Copy out every line of the records in which "Suture" can be found.

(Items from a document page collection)
- - -

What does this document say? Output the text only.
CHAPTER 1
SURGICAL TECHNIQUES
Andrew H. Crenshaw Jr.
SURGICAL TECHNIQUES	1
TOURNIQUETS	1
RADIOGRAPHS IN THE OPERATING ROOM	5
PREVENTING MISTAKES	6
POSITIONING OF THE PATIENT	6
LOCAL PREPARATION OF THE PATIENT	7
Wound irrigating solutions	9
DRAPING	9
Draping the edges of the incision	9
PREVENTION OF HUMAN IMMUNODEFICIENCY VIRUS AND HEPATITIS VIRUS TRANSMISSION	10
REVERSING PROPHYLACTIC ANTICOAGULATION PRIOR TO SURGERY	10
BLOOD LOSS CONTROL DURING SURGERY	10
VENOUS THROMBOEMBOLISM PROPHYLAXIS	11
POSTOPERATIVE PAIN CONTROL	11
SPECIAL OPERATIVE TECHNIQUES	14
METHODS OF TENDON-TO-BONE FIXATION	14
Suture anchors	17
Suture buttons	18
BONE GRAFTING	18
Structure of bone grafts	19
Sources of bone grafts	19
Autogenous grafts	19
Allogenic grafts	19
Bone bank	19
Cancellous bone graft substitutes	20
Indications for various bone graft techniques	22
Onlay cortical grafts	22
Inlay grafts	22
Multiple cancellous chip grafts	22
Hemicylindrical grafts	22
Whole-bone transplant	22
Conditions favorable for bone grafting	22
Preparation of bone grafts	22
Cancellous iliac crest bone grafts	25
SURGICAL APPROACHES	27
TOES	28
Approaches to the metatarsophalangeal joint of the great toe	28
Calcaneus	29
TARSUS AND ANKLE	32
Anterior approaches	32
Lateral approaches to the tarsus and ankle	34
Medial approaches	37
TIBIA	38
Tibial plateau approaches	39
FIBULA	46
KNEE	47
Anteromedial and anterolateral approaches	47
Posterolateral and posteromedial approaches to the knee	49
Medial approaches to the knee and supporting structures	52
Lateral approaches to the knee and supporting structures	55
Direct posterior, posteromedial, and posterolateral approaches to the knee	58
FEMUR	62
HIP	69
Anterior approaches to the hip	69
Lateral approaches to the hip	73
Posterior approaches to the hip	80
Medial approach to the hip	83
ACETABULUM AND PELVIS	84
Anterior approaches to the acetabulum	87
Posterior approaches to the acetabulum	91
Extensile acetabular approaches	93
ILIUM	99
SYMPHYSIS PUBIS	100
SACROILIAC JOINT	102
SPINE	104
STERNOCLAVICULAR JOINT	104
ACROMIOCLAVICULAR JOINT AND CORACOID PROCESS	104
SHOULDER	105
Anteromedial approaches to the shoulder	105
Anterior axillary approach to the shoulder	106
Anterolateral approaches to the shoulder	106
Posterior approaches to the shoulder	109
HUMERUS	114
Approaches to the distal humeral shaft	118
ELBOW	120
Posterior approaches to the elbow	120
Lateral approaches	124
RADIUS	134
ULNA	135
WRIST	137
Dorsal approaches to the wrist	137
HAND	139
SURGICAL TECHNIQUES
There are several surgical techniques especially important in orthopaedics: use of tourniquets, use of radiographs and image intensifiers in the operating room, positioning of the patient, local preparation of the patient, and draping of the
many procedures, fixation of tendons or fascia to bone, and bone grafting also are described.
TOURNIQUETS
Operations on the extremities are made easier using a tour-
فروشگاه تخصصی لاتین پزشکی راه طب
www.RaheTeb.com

- - -

Solution to the problem
Suture anchors	17
Suture buttons	18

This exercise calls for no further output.